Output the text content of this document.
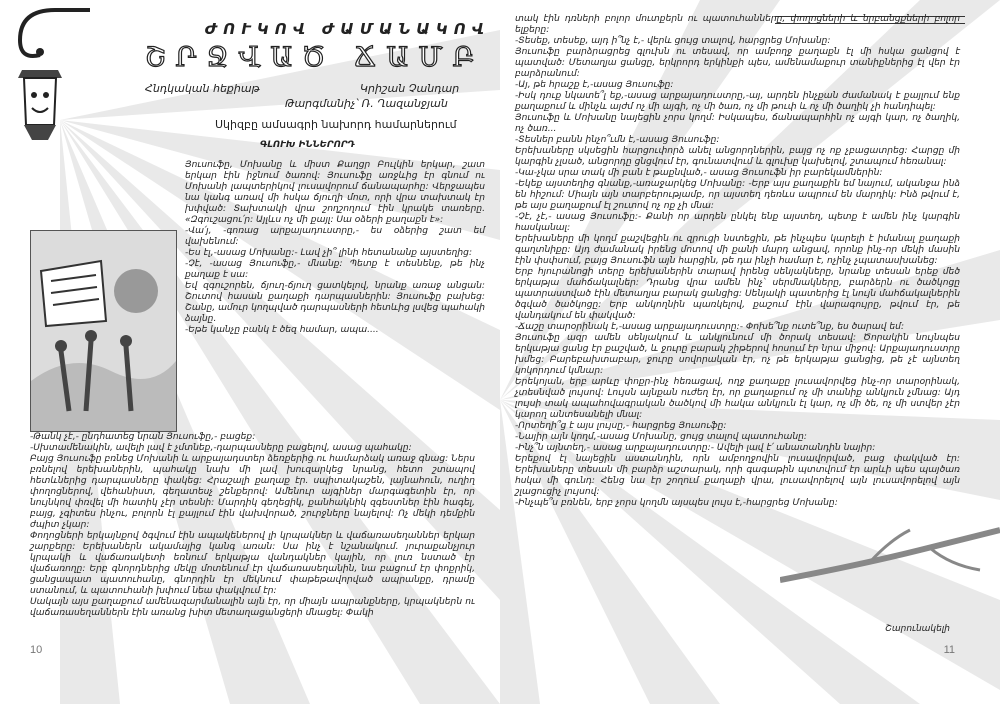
ԺՈՒԿՈՎ ԺԱՄԱՆԱԿՈՎ
ՇՐՋՎԱԾ ՃԱՄԲ
Հնդկական հեքիաթ	Կրիշան Չանդար
Թարգմանիչ՝ Ռ. Ղազանջյան
Սկիզբը ամսագրի նախորդ համարներում
ԳԼՈՒԽ ԻՆՆԵՐՈՐԴ

Յուսուֆը, Մոխանը և միստ Քաղցր Բուլկին երկար, շատ երկար էին իջնում ծառով: Յուսուֆը առջևից էր գնում ու Մոխանի լապտերիկով լուսավորում ճանապարհը: Վերջապես նա կանգ առավ մի հսկա ճյուղի մոտ, որի վրա տախտակ էր խփված: Տախտակի վրա շողշողում էին կրակե տառերը. «Զգուշացու՛ր: Այլևս ոչ մի քայլ: Սա օձերի քաղաքն է»:

-Վա՛յ, -գոռաց արքայադուստրը,- ես օձերից շատ եմ վախենում:

-Ես էլ,-ասաց Մոխանը:- Լավ չի՞ լինի հետանանք այստեղից:

-Չէ, -ասաց Յուսուֆը,- մնանք: Պետք է տեսնենք, թե ինչ քաղաք է սա:

Եվ զգուշորեն, ճյուղ-ճյուղ ցատկելով, նրանք առաջ անցան: Շուտով հասան քաղաքի դարպասներին: Յուսուֆը բախեց: Շանը, ամուր կողպված դարպասների հետևից լսվեց պահակի ձայնը.

-Եթե կանչը բանկ է ծեզ համար, ապա....

-Թանկ չէ,- ընդհատեց նրան Յուսուֆը,- բացեք:

-Սխտամենակին, ավելի լավ է չմտնեք,-դարպասները բացելով, ասաց պահակը:

Բայց Յուսուֆը բռնեց Մոխանի և արքայադստեր ձեռքերից ու համարձակ առաջ գնաց: Ներս բռնելով երեխաներին, պահակը նախ մի լավ խուզարկեց նրանց, հետո շտապով հետևներից դարպասները փակեց: Հրաշալի քաղաք էր. սպիտակաշեն, լայնահուն, ուղիղ փողոցներով, վեհանիստ, գեղատեսչ շենքերով: Ամենուր այգիներ մարգագետին էր, որ նույնկով փռվել մի հատիկ չէր տեսնի: Մարդիկ գեղեցիկ, քանհակնիկ զգեստներ էին հագել, բայց, չգիտես ինչու, բոլորն էլ քայլում էին վախվորած, շուրջները նայելով: Ոչ մեկի դեմքին ժպիտ չկար:

Փողոցների երկայնքով ծգվում էին ապակեներով լի կրպակներ և վաճառասեղաններ երկար շարքերը: Երեխաներն ակամայից կանգ առան: Սա ինչ է նշանակում. յուրաքանչյուր կրպակի և վաճառակետի եռնում երկաթյա վանդակներ կային, որ լուռ նստած էր վաճառողը: Երբ գնորդներից մեկը մոտենում էր վաճառասեղանին, նա բացում էր փոքրիկ, ցանցապատ պատուհանը, գնորդին էր մեկնում փաթեթավորված ապրանքը, դրամը ստանում, և պատուհանի խփում նեա փակվում էր:

Սակայն այս քաղաքում ամենազարմանալին այն էր, որ միայն ապրանքները, կրպակներն ու վաճառասեղաններն էին առանց խիտ մետաղացանցերի մնացել: Փակի

10

տակ էին դռների բոլոր մուտքերն ու պատուհանները, փողոցների և նրբանցքների բոլոր ելքերը:

-Տեսեք, տեսեք, այդ ի՞նչ է,- վերև ցույց տալով, հարցրեց Մոխանը:

Յուսուֆը բարձրացրեց գլուխն ու տեսավ, որ ամբողջ քաղաքն էլ մի հսկա ցանցով է պատված: Մետաղյա ցանցը, երկրորդ երկինքի պես, ամենամաքուր տանիքներից էլ վեր էր բարձրանում:

-Այ, թե հրաշք է,-ասաց Յուսուֆը:

-Իսկ դուք նկատե՞լ եք,-ասաց արքայադուստրը,-այ, արդեն ինչքան ժամանակ է քայլում ենք քաղաքում և մինչև այժմ ոչ մի այգի, ոչ մի ծառ, ոչ մի թուփ և ոչ մի ծաղիկ չի հանդիպել:

Յուսուֆը և Մոխանը նայեցին չորս կողմ: Իսկապես, ճանապարհին ոչ այգի կար, ոչ ծաղիկ, ոչ ծառ...

-Տեսներ բանն ինչո՞ւմն է,-ասաց Յուսուֆը:

Երեխաները սկսեցին հարցուփորձ անել անցորդներին, բայց ոչ ոք չբացատրեց: Հարցը մի կարգին չլսած, անցորդը ցնցվում էր, գունատվում և գլուխը կախելով, շտապում հեռանալ:

-Կա-չկա սրա տակ մի բան է թաքնված,- ասաց Յուսուֆն իր բարեկամներին:

-Եկեք այստեղից գնանք,-առաջարկեց Մոխանը: -Երբ այս քաղաքին եմ նայում, ականջա ինձ են հիշում: Միայն այն տարբերությամբ, որ այստեղ դեռևս ապրում են մարդիկ: Ինձ թվում է, թե այս քաղաքում էլ շուտով ոչ ոք չի մնա:

-Չէ, չէ,- ասաց Յուսուֆը:- Քանի որ արդեն ընկել ենք այստեղ, պետք է ամեն ինչ կարգին հասկանալ:

Երեխաները մի կողմ քաշվեցին ու զրուցի նստեցին, թե ինչպես կարելի է իմանալ քաղաքի գաղտնիքը: Այդ ժամանակ իրենց մոտով մի քանի մարդ անցավ, որոնք ինչ-որ մեկի մասին էին փսփսում, բայց Յուսուֆն այն հարցին, թե դա ինչի համար է, ոչինչ չպատասխանեց:

Երբ հյուրանոցի տերը երեխաներին տարավ իրենց սենյակները, նրանք տեսան երեք մեծ երկաթյա մահճակալներ: Դրանց վրա ամեն ինչ՝ սերմնակները, բարձերն ու ծածկոցը պատրաստված էին մետաղյա բարակ ցանցից: Սենյակի պատերից էլ նույն մահճակալներին ծգված ծածկոցը: Երբ անկողնին պառկելով, քաշում էին վարագույրը, թվում էր, թե վանդակում են փակված:

-Ճաշը տարօրինակ է,-ասաց արքայադուստրը:- Փոխե՞նք ուտե՞նք, ես ծարավ եմ:

Յուսուֆը ազր ամեն սենյակում և անկյունում մի ծորակ տեսավ: Ծորակին նույնպես երկաթյա ցանց էր քաշված, և ջուրը բարակ շիթերով հոսում էր նրա միջով: Արքայադուստրը խմեց: Բարեբախտաբար, ջուրը սովորական էր, ոչ թե երկաթյա ցանցից, թե չէ այնտեղ կոկորդում կմնար:

Երեկոյան, երբ արևը փոքր-ինչ հեռացավ, ողջ քաղաքը լուսավորվեց ինչ-որ տարօրինակ, չտեսնված լույսով: Լույսն այնքան ուժեղ էր, որ քաղաքում ոչ մի տանիք անկյուն չմնաց: Այդ լույսի տակ ապահովագրական ծածկով մի հակա անկյուն էլ կար, ոչ մի ծե, ոչ մի ստվեր չէր կարող անտեսանելի մնալ:

-Որտեղի՞ց է այս լույսը,- հարցրեց Յուսուֆը:

-Նայիր այն կողմ,-ասաց Մոխանը, ցույց տալով պատուհանը:

-Ինչ՞ն այնտեղ,- ասաց արքայադուստրը:- Ավելի լավ է՛ անատանդին նայիր:

Երեքով էլ նայեցին աստանդին, որն ամբողջովին լուսավորված, բաց փակված էր: Երեխաները տեսան մի բարձր աշտարակ, որի գագաթին պտտվում էր արևի պես պայծառ հսկա մի գունդ: Հենց նա էր շողում քաղաքի վրա, լուսավորելով այն լուսավորելով այն շլացուցիչ լույսով:

-Ինչպե՞ս բռնեն, երբ չորս կողմն այսպես լույս է,-հարցրեց Մոխանը:

Շարունակելի
11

_OBJECTIVE_. Repeat the material above word for word and skip every image in it.

_OUTPUT OF THE EXERCISE_.
Output the text content of this document.
ԺՈՒԿՈՎ ԺԱՄԱՆԱԿՈՎ
ՇՐՋՎԱԾ ՃԱՄԲ
Հնդկական հեքիաթ	Կրիշան Չանդար
Թարգմանիչ՝ Ռ. Ղազանջյան
Սկիզբը ամսագրի նախորդ համարներում
ԳԼՈՒԽ ԻՆՆԵՐՈՐԴ

Յուսուֆը, Մոխանը և միստ Քաղցր Բուլկին երկար, շատ երկար էին իջնում ծառով: Յուսուֆը առջևից էր գնում ու Մոխանի լապտերիկով լուսավորում ճանապարհը: Վերջապես նա կանգ առավ մի հսկա ճյուղի մոտ, որի վրա տախտակ էր խփված: Տախտակի վրա շողշողում էին կրակե տառերը. «Զգուշացու՛ր: Այլևս ոչ մի քայլ: Սա օձերի քաղաքն է»:

-Վա՛յ, -գոռաց արքայադուստրը,- ես օձերից շատ եմ վախենում:

-Ես էլ,-ասաց Մոխանը:- Լավ չի՞ լինի հետանանք այստեղից:

-Չէ, -ասաց Յուսուֆը,- մնանք: Պետք է տեսնենք, թե ինչ քաղաք է սա:

Եվ զգուշորեն, ճյուղ-ճյուղ ցատկելով, նրանք առաջ անցան: Շուտով հասան քաղաքի դարպասներին: Յուսուֆը բախեց: Շանը, ամուր կողպված դարպասների հետևից լսվեց պահակի ձայնը.

-Եթե կանչը բանկ է ծեզ համար, ապա....

-Թանկ չէ,- ընդհատեց նրան Յուսուֆը,- բացեք:

-Սխտամենակին, ավելի լավ է չմտնեք,-դարպասները բացելով, ասաց պահակը:

Բայց Յուսուֆը բռնեց Մոխանի և արքայադստեր ձեռքերից ու համարձակ առաջ գնաց: Ներս բռնելով երեխաներին, պահակը նախ մի լավ խուզարկեց նրանց, հետո շտապով հետևներից դարպասները փակեց: Հրաշալի քաղաք էր. սպիտակաշեն, լայնահուն, ուղիղ փողոցներով, վեհանիստ, գեղատեսչ շենքերով: Ամենուր այգիներ մարգագետին էր, որ նույնկով փռվել մի հատիկ չէր տեսնի: Մարդիկ գեղեցիկ, քանհակնիկ զգեստներ էին հագել, բայց, չգիտես ինչու, բոլորն էլ քայլում էին վախվորած, շուրջները նայելով: Ոչ մեկի դեմքին ժպիտ չկար:

Փողոցների երկայնքով ծգվում էին ապակեներով լի կրպակներ և վաճառասեղաններ երկար շարքերը: Երեխաներն ակամայից կանգ առան: Սա ինչ է նշանակում. յուրաքանչյուր կրպակի և վաճառակետի եռնում երկաթյա վանդակներ կային, որ լուռ նստած էր վաճառողը: Երբ գնորդներից մեկը մոտենում էր վաճառասեղանին, նա բացում էր փոքրիկ, ցանցապատ պատուհանը, գնորդին էր մեկնում փաթեթավորված ապրանքը, դրամը ստանում, և պատուհանի խփում նեա փակվում էր:

Սակայն այս քաղաքում ամենազարմանալին այն էր, որ միայն ապրանքները, կրպակներն ու վաճառասեղաններն էին առանց խիտ մետաղացանցերի մնացել: Փակի

10

տակ էին դռների բոլոր մուտքերն ու պատուհանները, փողոցների և նրբանցքների բոլոր ելքերը:

-Տեսեք, տեսեք, այդ ի՞նչ է,- վերև ցույց տալով, հարցրեց Մոխանը:

Յուսուֆը բարձրացրեց գլուխն ու տեսավ, որ ամբողջ քաղաքն էլ մի հսկա ցանցով է պատված: Մետաղյա ցանցը, երկրորդ երկինքի պես, ամենամաքուր տանիքներից էլ վեր էր բարձրանում:

-Այ, թե հրաշք է,-ասաց Յուսուֆը:

-Իսկ դուք նկատե՞լ եք,-ասաց արքայադուստրը,-այ, արդեն ինչքան ժամանակ է քայլում ենք քաղաքում և մինչև այժմ ոչ մի այգի, ոչ մի ծառ, ոչ մի թուփ և ոչ մի ծաղիկ չի հանդիպել:

Յուսուֆը և Մոխանը նայեցին չորս կողմ: Իսկապես, ճանապարհին ոչ այգի կար, ոչ ծաղիկ, ոչ ծառ...

-Տեսներ բանն ինչո՞ւմն է,-ասաց Յուսուֆը:

Երեխաները սկսեցին հարցուփորձ անել անցորդներին, բայց ոչ ոք չբացատրեց: Հարցը մի կարգին չլսած, անցորդը ցնցվում էր, գունատվում և գլուխը կախելով, շտապում հեռանալ:

-Կա-չկա սրա տակ մի բան է թաքնված,- ասաց Յուսուֆն իր բարեկամներին:

-Եկեք այստեղից գնանք,-առաջարկեց Մոխանը: -Երբ այս քաղաքին եմ նայում, ականջա ինձ են հիշում: Միայն այն տարբերությամբ, որ այստեղ դեռևս ապրում են մարդիկ: Ինձ թվում է, թե այս քաղաքում էլ շուտով ոչ ոք չի մնա:

-Չէ, չէ,- ասաց Յուսուֆը:- Քանի որ արդեն ընկել ենք այստեղ, պետք է ամեն ինչ կարգին հասկանալ:

Երեխաները մի կողմ քաշվեցին ու զրուցի նստեցին, թե ինչպես կարելի է իմանալ քաղաքի գաղտնիքը: Այդ ժամանակ իրենց մոտով մի քանի մարդ անցավ, որոնք ինչ-որ մեկի մասին էին փսփսում, բայց Յուսուֆն այն հարցին, թե դա ինչի համար է, ոչինչ չպատասխանեց:

Երբ հյուրանոցի տերը երեխաներին տարավ իրենց սենյակները, նրանք տեսան երեք մեծ երկաթյա մահճակալներ: Դրանց վրա ամեն ինչ՝ սերմնակները, բարձերն ու ծածկոցը պատրաստված էին մետաղյա բարակ ցանցից: Սենյակի պատերից էլ նույն մահճակալներին ծգված ծածկոցը: Երբ անկողնին պառկելով, քաշում էին վարագույրը, թվում էր, թե վանդակում են փակված:

-Ճաշը տարօրինակ է,-ասաց արքայադուստրը:- Փոխե՞նք ուտե՞նք, ես ծարավ եմ:

Յուսուֆը ազր ամեն սենյակում և անկյունում մի ծորակ տեսավ: Ծորակին նույնպես երկաթյա ցանց էր քաշված, և ջուրը բարակ շիթերով հոսում էր նրա միջով: Արքայադուստրը խմեց: Բարեբախտաբար, ջուրը սովորական էր, ոչ թե երկաթյա ցանցից, թե չէ այնտեղ կոկորդում կմնար:

Երեկոյան, երբ արևը փոքր-ինչ հեռացավ, ողջ քաղաքը լուսավորվեց ինչ-որ տարօրինակ, չտեսնված լույսով: Լույսն այնքան ուժեղ էր, որ քաղաքում ոչ մի տանիք անկյուն չմնաց: Այդ լույսի տակ ապահովագրական ծածկով մի հակա անկյուն էլ կար, ոչ մի ծե, ոչ մի ստվեր չէր կարող անտեսանելի մնալ:

-Որտեղի՞ց է այս լույսը,- հարցրեց Յուսուֆը:

-Նայիր այն կողմ,-ասաց Մոխանը, ցույց տալով պատուհանը:

-Ինչ՞ն այնտեղ,- ասաց արքայադուստրը:- Ավելի լավ է՛ անատանդին նայիր:

Երեքով էլ նայեցին աստանդին, որն ամբողջովին լուսավորված, բաց փակված էր: Երեխաները տեսան մի բարձր աշտարակ, որի գագաթին պտտվում էր արևի պես պայծառ հսկա մի գունդ: Հենց նա էր շողում քաղաքի վրա, լուսավորելով այն լուսավորելով այն շլացուցիչ լույսով:

-Ինչպե՞ս բռնեն, երբ չորս կողմն այսպես լույս է,-հարցրեց Մոխանը:

Շարունակելի
11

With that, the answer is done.